#### Items
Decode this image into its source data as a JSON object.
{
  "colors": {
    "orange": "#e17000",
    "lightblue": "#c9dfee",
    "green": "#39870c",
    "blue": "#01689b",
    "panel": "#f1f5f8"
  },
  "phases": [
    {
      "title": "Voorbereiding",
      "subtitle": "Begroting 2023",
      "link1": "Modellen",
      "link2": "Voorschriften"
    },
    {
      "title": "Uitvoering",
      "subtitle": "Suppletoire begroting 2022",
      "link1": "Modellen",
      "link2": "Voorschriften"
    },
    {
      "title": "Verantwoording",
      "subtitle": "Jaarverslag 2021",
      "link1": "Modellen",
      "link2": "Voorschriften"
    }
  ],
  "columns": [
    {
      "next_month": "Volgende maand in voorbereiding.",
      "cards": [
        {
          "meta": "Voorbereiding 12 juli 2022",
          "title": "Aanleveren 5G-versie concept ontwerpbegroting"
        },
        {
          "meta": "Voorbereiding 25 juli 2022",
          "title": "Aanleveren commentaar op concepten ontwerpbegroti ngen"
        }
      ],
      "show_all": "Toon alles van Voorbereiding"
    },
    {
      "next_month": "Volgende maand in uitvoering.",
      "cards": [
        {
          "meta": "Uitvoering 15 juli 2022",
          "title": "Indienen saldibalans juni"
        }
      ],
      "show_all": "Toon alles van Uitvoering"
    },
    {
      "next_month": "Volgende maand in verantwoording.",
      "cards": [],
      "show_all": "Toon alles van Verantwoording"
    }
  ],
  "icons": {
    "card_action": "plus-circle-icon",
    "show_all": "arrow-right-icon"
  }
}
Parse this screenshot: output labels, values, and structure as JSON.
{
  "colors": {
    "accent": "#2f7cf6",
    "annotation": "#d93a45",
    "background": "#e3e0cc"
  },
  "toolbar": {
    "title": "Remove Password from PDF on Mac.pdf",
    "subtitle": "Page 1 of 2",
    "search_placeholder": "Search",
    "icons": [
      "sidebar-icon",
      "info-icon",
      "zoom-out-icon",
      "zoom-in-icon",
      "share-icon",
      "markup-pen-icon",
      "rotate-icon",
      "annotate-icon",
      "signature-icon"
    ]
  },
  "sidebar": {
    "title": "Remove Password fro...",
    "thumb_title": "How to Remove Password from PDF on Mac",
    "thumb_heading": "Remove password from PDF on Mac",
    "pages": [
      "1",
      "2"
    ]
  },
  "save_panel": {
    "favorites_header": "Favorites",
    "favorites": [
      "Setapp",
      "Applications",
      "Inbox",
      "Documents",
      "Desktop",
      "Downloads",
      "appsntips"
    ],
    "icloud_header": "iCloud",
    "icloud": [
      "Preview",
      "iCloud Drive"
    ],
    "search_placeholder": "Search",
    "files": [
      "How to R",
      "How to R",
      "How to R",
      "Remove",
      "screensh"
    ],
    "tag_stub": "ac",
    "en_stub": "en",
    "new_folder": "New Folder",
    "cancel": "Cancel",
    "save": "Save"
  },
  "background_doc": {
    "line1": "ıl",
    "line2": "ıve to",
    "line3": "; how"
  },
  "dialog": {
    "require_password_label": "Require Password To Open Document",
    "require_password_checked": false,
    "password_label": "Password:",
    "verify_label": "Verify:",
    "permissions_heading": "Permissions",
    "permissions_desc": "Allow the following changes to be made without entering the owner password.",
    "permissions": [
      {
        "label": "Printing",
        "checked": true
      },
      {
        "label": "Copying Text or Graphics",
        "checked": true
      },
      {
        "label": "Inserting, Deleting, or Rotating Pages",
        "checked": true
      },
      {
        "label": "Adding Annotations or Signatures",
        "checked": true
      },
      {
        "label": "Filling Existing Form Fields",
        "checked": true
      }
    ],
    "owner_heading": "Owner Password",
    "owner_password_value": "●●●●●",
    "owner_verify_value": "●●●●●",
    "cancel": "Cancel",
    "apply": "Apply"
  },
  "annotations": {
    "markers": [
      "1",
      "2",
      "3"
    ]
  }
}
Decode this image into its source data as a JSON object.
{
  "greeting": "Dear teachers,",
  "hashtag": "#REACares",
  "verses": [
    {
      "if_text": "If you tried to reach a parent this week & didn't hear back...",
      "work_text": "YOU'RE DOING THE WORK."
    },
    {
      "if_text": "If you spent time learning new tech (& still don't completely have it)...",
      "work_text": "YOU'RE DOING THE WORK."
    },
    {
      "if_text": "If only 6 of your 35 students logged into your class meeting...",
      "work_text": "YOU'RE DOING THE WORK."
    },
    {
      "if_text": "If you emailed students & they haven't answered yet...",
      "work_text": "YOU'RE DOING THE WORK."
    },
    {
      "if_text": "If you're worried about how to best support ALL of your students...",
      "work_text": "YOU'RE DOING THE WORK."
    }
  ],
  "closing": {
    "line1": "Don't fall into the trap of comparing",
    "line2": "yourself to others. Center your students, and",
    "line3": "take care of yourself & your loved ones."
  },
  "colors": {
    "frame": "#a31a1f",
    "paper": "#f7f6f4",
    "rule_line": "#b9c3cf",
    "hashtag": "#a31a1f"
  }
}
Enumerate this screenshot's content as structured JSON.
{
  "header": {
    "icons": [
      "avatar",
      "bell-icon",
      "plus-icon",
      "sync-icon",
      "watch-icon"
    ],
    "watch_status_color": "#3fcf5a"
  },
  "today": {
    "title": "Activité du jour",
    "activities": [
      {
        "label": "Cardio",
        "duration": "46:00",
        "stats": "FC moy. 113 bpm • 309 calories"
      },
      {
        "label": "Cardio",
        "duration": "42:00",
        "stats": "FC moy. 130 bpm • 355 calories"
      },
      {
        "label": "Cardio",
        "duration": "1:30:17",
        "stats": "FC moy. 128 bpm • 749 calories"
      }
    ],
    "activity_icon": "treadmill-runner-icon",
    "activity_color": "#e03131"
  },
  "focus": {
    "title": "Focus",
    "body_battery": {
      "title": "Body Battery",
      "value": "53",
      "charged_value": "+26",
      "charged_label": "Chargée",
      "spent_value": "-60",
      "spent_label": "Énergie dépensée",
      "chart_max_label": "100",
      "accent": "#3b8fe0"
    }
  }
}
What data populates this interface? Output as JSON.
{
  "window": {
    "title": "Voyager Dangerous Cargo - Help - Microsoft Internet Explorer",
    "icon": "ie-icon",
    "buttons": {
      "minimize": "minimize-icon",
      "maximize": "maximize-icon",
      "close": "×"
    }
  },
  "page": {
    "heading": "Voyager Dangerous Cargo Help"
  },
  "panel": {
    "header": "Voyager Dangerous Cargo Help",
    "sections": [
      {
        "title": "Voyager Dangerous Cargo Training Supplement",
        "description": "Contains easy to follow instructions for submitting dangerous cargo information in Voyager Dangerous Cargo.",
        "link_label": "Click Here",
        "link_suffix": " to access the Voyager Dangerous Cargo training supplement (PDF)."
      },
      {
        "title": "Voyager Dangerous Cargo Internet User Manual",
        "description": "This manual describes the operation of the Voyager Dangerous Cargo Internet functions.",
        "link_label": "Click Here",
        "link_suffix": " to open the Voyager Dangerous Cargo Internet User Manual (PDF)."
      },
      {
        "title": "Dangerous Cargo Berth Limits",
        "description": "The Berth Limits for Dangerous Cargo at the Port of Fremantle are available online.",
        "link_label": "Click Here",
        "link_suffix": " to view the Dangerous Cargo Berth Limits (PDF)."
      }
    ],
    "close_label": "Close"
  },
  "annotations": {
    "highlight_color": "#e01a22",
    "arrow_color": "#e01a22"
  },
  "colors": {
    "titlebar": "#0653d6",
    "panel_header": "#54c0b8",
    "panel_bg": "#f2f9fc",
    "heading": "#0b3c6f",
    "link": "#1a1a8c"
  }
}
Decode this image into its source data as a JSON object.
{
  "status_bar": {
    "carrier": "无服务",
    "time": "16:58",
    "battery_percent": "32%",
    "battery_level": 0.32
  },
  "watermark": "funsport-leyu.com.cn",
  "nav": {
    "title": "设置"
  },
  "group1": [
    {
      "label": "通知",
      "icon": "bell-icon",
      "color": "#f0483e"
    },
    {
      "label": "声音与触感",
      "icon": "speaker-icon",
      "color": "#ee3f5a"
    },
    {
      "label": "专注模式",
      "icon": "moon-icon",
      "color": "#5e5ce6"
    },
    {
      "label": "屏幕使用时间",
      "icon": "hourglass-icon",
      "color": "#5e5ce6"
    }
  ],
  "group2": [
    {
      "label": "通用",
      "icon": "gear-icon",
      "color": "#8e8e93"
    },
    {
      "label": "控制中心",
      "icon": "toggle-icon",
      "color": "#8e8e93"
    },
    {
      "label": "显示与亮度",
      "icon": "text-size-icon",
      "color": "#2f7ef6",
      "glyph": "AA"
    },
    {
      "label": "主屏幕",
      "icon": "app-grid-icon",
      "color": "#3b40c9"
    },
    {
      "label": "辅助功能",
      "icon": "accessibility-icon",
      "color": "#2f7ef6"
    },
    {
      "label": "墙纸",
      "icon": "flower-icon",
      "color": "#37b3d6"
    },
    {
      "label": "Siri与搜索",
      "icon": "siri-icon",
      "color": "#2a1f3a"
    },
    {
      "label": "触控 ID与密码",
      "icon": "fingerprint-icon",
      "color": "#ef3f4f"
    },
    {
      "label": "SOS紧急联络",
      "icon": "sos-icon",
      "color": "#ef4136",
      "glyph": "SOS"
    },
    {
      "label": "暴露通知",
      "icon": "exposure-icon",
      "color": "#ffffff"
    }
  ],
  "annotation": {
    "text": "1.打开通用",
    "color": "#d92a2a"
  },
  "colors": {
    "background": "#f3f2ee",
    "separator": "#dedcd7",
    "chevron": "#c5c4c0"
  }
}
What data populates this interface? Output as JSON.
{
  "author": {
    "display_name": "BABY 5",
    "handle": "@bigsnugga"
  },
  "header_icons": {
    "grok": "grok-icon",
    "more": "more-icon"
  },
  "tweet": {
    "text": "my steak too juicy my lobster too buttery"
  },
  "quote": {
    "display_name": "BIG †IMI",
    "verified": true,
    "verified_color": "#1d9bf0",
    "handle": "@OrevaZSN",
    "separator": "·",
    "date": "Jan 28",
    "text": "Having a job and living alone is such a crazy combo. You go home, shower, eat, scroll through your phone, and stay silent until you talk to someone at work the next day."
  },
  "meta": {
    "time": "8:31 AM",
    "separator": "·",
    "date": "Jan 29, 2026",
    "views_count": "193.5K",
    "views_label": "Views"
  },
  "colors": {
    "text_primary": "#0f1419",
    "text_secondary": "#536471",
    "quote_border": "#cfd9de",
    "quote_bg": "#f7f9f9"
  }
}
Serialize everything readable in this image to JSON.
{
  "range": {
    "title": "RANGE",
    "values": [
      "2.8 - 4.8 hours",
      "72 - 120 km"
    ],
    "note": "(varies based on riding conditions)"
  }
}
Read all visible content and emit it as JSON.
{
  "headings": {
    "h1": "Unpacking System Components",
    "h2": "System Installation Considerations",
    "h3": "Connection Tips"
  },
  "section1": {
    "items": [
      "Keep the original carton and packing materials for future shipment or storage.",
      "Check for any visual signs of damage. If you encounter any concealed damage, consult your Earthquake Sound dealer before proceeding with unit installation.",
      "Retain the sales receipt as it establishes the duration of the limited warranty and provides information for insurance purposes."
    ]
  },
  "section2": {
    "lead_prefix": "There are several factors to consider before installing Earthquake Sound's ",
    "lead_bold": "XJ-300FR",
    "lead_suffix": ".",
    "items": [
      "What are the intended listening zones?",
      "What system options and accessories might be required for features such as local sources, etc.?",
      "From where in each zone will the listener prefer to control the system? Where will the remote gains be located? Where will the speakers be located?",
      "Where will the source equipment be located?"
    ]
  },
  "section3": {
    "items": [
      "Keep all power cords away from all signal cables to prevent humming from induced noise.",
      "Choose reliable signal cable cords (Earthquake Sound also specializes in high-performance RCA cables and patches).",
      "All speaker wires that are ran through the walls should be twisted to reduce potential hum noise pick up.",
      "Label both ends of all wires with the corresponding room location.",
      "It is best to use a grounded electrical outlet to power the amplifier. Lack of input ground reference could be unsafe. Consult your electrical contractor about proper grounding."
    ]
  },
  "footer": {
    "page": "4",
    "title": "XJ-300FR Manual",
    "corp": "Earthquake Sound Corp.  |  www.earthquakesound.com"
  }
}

#### What this task involves
For the data above, state only how many lines include the word "Volgende".

#### The completed task
3